## [Do this]
Render every entry verbatim.

Chart and figure data
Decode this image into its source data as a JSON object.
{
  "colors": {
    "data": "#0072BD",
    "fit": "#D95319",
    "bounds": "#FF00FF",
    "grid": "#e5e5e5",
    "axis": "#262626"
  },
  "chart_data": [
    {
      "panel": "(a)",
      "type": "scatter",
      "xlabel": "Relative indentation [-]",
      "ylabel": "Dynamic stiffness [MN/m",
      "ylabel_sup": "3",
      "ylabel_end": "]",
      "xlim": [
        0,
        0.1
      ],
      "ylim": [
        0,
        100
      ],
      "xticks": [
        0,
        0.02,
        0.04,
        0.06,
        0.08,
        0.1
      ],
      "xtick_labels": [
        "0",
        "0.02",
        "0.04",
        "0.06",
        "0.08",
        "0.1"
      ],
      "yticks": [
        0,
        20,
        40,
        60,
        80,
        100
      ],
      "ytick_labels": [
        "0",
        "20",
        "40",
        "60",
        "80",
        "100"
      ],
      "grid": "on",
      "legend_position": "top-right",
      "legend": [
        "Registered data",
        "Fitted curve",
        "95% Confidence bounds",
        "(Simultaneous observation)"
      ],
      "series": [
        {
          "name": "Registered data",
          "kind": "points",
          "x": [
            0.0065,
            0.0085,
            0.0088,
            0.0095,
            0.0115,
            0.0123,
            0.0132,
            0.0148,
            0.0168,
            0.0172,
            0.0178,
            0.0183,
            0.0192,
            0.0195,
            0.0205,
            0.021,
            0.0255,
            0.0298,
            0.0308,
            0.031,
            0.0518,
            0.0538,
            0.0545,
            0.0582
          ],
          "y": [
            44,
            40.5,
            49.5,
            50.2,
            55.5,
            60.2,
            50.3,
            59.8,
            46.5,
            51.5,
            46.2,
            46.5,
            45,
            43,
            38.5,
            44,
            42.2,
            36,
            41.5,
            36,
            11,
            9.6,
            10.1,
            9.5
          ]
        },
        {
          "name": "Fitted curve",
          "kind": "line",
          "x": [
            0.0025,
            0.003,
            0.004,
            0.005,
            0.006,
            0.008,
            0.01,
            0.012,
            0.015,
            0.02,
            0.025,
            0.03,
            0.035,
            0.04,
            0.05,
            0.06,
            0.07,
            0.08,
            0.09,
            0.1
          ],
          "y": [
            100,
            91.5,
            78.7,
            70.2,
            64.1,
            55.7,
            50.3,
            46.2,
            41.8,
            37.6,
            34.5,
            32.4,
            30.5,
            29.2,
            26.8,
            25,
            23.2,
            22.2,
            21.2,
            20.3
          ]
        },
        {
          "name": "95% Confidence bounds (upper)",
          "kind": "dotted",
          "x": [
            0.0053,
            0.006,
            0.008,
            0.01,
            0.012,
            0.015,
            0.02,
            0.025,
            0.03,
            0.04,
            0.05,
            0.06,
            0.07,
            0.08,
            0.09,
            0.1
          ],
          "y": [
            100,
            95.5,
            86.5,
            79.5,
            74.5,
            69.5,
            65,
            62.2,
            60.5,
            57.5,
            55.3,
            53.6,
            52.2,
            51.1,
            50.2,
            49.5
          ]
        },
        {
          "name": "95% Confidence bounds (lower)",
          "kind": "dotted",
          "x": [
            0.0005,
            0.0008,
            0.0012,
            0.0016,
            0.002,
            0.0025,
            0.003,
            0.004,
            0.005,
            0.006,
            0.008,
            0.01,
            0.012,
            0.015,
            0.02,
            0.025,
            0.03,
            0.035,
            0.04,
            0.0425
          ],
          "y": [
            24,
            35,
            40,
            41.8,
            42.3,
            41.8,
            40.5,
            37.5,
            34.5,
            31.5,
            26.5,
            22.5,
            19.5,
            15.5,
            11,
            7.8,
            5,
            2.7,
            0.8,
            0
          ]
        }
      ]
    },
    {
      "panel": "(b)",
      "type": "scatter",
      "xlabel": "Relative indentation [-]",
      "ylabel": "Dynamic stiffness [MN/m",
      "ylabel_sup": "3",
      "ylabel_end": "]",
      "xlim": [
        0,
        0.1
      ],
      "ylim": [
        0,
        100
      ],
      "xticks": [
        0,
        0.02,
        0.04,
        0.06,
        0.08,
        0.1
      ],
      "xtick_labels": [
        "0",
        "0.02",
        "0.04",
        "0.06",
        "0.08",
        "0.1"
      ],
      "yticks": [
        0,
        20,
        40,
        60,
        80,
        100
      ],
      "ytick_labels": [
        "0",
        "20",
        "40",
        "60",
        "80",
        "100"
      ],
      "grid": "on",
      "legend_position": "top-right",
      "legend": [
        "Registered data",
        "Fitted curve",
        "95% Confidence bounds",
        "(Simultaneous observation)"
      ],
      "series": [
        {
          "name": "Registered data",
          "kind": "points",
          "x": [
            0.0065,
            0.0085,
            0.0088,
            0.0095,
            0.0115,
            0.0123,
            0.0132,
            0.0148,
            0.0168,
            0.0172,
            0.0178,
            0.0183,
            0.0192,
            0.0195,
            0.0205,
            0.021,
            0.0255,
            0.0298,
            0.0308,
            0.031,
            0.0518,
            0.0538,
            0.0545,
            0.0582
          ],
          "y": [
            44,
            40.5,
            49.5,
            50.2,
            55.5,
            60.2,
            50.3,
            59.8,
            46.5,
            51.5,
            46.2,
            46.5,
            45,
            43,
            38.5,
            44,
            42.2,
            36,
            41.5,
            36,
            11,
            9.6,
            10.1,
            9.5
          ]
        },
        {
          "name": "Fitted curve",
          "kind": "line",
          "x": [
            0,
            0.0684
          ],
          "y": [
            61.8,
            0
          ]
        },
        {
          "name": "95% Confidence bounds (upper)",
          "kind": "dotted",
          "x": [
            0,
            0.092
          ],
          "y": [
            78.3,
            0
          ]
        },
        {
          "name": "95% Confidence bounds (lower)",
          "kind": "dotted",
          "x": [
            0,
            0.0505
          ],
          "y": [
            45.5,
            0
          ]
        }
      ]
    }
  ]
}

## [Solved problem]
Decode this image into its source data as a JSON object.
{
  "colors": {
    "data": "#0072BD",
    "fit": "#D95319",
    "bounds": "#FF00FF",
    "grid": "#e5e5e5",
    "axis": "#262626"
  },
  "chart_data": [
    {
      "panel": "(a)",
      "type": "scatter",
      "xlabel": "Relative indentation [-]",
      "ylabel": "Dynamic stiffness [MN/m",
      "ylabel_sup": "3",
      "ylabel_end": "]",
      "xlim": [
        0,
        0.1
      ],
      "ylim": [
        0,
        100
      ],
      "xticks": [
        0,
        0.02,
        0.04,
        0.06,
        0.08,
        0.1
      ],
      "xtick_labels": [
        "0",
        "0.02",
        "0.04",
        "0.06",
        "0.08",
        "0.1"
      ],
      "yticks": [
        0,
        20,
        40,
        60,
        80,
        100
      ],
      "ytick_labels": [
        "0",
        "20",
        "40",
        "60",
        "80",
        "100"
      ],
      "grid": "on",
      "legend_position": "top-right",
      "legend": [
        "Registered data",
        "Fitted curve",
        "95% Confidence bounds",
        "(Simultaneous observation)"
      ],
      "series": [
        {
          "name": "Registered data",
          "kind": "points",
          "x": [
            0.0065,
            0.0085,
            0.0088,
            0.0095,
            0.0115,
            0.0123,
            0.0132,
            0.0148,
            0.0168,
            0.0172,
            0.0178,
            0.0183,
            0.0192,
            0.0195,
            0.0205,
            0.021,
            0.0255,
            0.0298,
            0.0308,
            0.031,
            0.0518,
            0.0538,
            0.0545,
            0.0582
          ],
          "y": [
            44,
            40.5,
            49.5,
            50.2,
            55.5,
            60.2,
            50.3,
            59.8,
            46.5,
            51.5,
            46.2,
            46.5,
            45,
            43,
            38.5,
            44,
            42.2,
            36,
            41.5,
            36,
            11,
            9.6,
            10.1,
            9.5
          ]
        },
        {
          "name": "Fitted curve",
          "kind": "line",
          "x": [
            0.0025,
            0.003,
            0.004,
            0.005,
            0.006,
            0.008,
            0.01,
            0.012,
            0.015,
            0.02,
            0.025,
            0.03,
            0.035,
            0.04,
            0.05,
            0.06,
            0.07,
            0.08,
            0.09,
            0.1
          ],
          "y": [
            100,
            91.5,
            78.7,
            70.2,
            64.1,
            55.7,
            50.3,
            46.2,
            41.8,
            37.6,
            34.5,
            32.4,
            30.5,
            29.2,
            26.8,
            25,
            23.2,
            22.2,
            21.2,
            20.3
          ]
        },
        {
          "name": "95% Confidence bounds (upper)",
          "kind": "dotted",
          "x": [
            0.0053,
            0.006,
            0.008,
            0.01,
            0.012,
            0.015,
            0.02,
            0.025,
            0.03,
            0.04,
            0.05,
            0.06,
            0.07,
            0.08,
            0.09,
            0.1
          ],
          "y": [
            100,
            95.5,
            86.5,
            79.5,
            74.5,
            69.5,
            65,
            62.2,
            60.5,
            57.5,
            55.3,
            53.6,
            52.2,
            51.1,
            50.2,
            49.5
          ]
        },
        {
          "name": "95% Confidence bounds (lower)",
          "kind": "dotted",
          "x": [
            0.0005,
            0.0008,
            0.0012,
            0.0016,
            0.002,
            0.0025,
            0.003,
            0.004,
            0.005,
            0.006,
            0.008,
            0.01,
            0.012,
            0.015,
            0.02,
            0.025,
            0.03,
            0.035,
            0.04,
            0.0425
          ],
          "y": [
            24,
            35,
            40,
            41.8,
            42.3,
            41.8,
            40.5,
            37.5,
            34.5,
            31.5,
            26.5,
            22.5,
            19.5,
            15.5,
            11,
            7.8,
            5,
            2.7,
            0.8,
            0
          ]
        }
      ]
    },
    {
      "panel": "(b)",
      "type": "scatter",
      "xlabel": "Relative indentation [-]",
      "ylabel": "Dynamic stiffness [MN/m",
      "ylabel_sup": "3",
      "ylabel_end": "]",
      "xlim": [
        0,
        0.1
      ],
      "ylim": [
        0,
        100
      ],
      "xticks": [
        0,
        0.02,
        0.04,
        0.06,
        0.08,
        0.1
      ],
      "xtick_labels": [
        "0",
        "0.02",
        "0.04",
        "0.06",
        "0.08",
        "0.1"
      ],
      "yticks": [
        0,
        20,
        40,
        60,
        80,
        100
      ],
      "ytick_labels": [
        "0",
        "20",
        "40",
        "60",
        "80",
        "100"
      ],
      "grid": "on",
      "legend_position": "top-right",
      "legend": [
        "Registered data",
        "Fitted curve",
        "95% Confidence bounds",
        "(Simultaneous observation)"
      ],
      "series": [
        {
          "name": "Registered data",
          "kind": "points",
          "x": [
            0.0065,
            0.0085,
            0.0088,
            0.0095,
            0.0115,
            0.0123,
            0.0132,
            0.0148,
            0.0168,
            0.0172,
            0.0178,
            0.0183,
            0.0192,
            0.0195,
            0.0205,
            0.021,
            0.0255,
            0.0298,
            0.0308,
            0.031,
            0.0518,
            0.0538,
            0.0545,
            0.0582
          ],
          "y": [
            44,
            40.5,
            49.5,
            50.2,
            55.5,
            60.2,
            50.3,
            59.8,
            46.5,
            51.5,
            46.2,
            46.5,
            45,
            43,
            38.5,
            44,
            42.2,
            36,
            41.5,
            36,
            11,
            9.6,
            10.1,
            9.5
          ]
        },
        {
          "name": "Fitted curve",
          "kind": "line",
          "x": [
            0,
            0.0684
          ],
          "y": [
            61.8,
            0
          ]
        },
        {
          "name": "95% Confidence bounds (upper)",
          "kind": "dotted",
          "x": [
            0,
            0.092
          ],
          "y": [
            78.3,
            0
          ]
        },
        {
          "name": "95% Confidence bounds (lower)",
          "kind": "dotted",
          "x": [
            0,
            0.0505
          ],
          "y": [
            45.5,
            0
          ]
        }
      ]
    }
  ]
}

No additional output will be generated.